* Begin Dataset extract *

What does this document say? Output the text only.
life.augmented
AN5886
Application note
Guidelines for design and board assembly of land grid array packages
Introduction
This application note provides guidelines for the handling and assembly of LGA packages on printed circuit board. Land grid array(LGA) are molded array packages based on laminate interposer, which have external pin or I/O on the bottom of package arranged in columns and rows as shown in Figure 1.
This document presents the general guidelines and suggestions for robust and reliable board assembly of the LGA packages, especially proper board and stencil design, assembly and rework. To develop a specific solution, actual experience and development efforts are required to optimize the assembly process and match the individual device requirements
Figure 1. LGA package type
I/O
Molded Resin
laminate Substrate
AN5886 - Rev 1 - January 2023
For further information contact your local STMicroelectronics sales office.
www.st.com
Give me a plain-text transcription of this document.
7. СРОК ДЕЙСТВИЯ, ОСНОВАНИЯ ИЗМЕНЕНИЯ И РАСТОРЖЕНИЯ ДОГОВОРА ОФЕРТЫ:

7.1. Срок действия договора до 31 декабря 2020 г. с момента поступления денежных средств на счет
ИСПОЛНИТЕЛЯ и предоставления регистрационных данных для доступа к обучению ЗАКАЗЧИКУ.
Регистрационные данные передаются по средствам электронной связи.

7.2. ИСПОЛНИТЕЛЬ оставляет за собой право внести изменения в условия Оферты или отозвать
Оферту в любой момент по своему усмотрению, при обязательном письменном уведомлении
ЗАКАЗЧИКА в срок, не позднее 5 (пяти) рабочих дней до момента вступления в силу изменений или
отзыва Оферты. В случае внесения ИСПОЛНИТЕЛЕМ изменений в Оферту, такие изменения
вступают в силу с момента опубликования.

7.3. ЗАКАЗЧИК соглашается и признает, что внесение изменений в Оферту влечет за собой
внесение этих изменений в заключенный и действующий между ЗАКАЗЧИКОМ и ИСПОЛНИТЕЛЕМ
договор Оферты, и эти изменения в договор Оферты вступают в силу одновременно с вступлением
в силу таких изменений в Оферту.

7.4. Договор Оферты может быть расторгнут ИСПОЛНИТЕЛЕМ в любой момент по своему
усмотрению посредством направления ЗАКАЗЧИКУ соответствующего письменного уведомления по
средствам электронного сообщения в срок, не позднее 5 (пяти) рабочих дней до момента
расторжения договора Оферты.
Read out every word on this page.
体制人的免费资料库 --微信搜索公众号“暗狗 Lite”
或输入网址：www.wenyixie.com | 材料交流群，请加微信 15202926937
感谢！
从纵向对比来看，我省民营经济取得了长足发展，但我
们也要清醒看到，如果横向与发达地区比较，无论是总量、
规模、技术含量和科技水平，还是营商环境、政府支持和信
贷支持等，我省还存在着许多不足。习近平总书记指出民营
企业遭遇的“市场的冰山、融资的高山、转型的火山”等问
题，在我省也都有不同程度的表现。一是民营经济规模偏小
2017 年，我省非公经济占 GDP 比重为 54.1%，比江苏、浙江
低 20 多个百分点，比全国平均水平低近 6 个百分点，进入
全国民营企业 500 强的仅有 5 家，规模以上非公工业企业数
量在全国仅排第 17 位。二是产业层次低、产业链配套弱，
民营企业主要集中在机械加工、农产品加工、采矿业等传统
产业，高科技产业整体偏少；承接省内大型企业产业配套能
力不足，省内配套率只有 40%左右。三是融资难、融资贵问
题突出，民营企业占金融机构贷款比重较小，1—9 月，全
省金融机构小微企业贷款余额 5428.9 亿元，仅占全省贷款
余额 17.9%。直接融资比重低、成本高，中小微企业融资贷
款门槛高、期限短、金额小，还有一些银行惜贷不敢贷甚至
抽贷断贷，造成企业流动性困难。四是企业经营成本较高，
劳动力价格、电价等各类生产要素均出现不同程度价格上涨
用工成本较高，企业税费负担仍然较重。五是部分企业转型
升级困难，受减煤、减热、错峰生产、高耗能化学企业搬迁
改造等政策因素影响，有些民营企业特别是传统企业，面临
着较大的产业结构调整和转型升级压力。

* End Dataset extract *

Task:
Please reproduce all of the entries exactly as they stand.

Right answer:
What does this document say? Output the text only.
life.augmented
AN5886
Application note
Guidelines for design and board assembly of land grid array packages
Introduction
This application note provides guidelines for the handling and assembly of LGA packages on printed circuit board. Land grid array(LGA) are molded array packages based on laminate interposer, which have external pin or I/O on the bottom of package arranged in columns and rows as shown in Figure 1.
This document presents the general guidelines and suggestions for robust and reliable board assembly of the LGA packages, especially proper board and stencil design, assembly and rework. To develop a specific solution, actual experience and development efforts are required to optimize the assembly process and match the individual device requirements
Figure 1. LGA package type
I/O
Molded Resin
laminate Substrate
AN5886 - Rev 1 - January 2023
For further information contact your local STMicroelectronics sales office.
www.st.com
Give me a plain-text transcription of this document.
7. СРОК ДЕЙСТВИЯ, ОСНОВАНИЯ ИЗМЕНЕНИЯ И РАСТОРЖЕНИЯ ДОГОВОРА ОФЕРТЫ:

7.1. Срок действия договора до 31 декабря 2020 г. с момента поступления денежных средств на счет
ИСПОЛНИТЕЛЯ и предоставления регистрационных данных для доступа к обучению ЗАКАЗЧИКУ.
Регистрационные данные передаются по средствам электронной связи.

7.2. ИСПОЛНИТЕЛЬ оставляет за собой право внести изменения в условия Оферты или отозвать
Оферту в любой момент по своему усмотрению, при обязательном письменном уведомлении
ЗАКАЗЧИКА в срок, не позднее 5 (пяти) рабочих дней до момента вступления в силу изменений или
отзыва Оферты. В случае внесения ИСПОЛНИТЕЛЕМ изменений в Оферту, такие изменения
вступают в силу с момента опубликования.

7.3. ЗАКАЗЧИК соглашается и признает, что внесение изменений в Оферту влечет за собой
внесение этих изменений в заключенный и действующий между ЗАКАЗЧИКОМ и ИСПОЛНИТЕЛЕМ
договор Оферты, и эти изменения в договор Оферты вступают в силу одновременно с вступлением
в силу таких изменений в Оферту.

7.4. Договор Оферты может быть расторгнут ИСПОЛНИТЕЛЕМ в любой момент по своему
усмотрению посредством направления ЗАКАЗЧИКУ соответствующего письменного уведомления по
средствам электронного сообщения в срок, не позднее 5 (пяти) рабочих дней до момента
расторжения договора Оферты.
Read out every word on this page.
体制人的免费资料库 --微信搜索公众号“暗狗 Lite”
或输入网址：www.wenyixie.com | 材料交流群，请加微信 15202926937
感谢！
从纵向对比来看，我省民营经济取得了长足发展，但我
们也要清醒看到，如果横向与发达地区比较，无论是总量、
规模、技术含量和科技水平，还是营商环境、政府支持和信
贷支持等，我省还存在着许多不足。习近平总书记指出民营
企业遭遇的“市场的冰山、融资的高山、转型的火山”等问
题，在我省也都有不同程度的表现。一是民营经济规模偏小
2017 年，我省非公经济占 GDP 比重为 54.1%，比江苏、浙江
低 20 多个百分点，比全国平均水平低近 6 个百分点，进入
全国民营企业 500 强的仅有 5 家，规模以上非公工业企业数
量在全国仅排第 17 位。二是产业层次低、产业链配套弱，
民营企业主要集中在机械加工、农产品加工、采矿业等传统
产业，高科技产业整体偏少；承接省内大型企业产业配套能
力不足，省内配套率只有 40%左右。三是融资难、融资贵问
题突出，民营企业占金融机构贷款比重较小，1—9 月，全
省金融机构小微企业贷款余额 5428.9 亿元，仅占全省贷款
余额 17.9%。直接融资比重低、成本高，中小微企业融资贷
款门槛高、期限短、金额小，还有一些银行惜贷不敢贷甚至
抽贷断贷，造成企业流动性困难。四是企业经营成本较高，
劳动力价格、电价等各类生产要素均出现不同程度价格上涨
用工成本较高，企业税费负担仍然较重。五是部分企业转型
升级困难，受减煤、减热、错峰生产、高耗能化学企业搬迁
改造等政策因素影响，有些民营企业特别是传统企业，面临
着较大的产业结构调整和转型升级压力。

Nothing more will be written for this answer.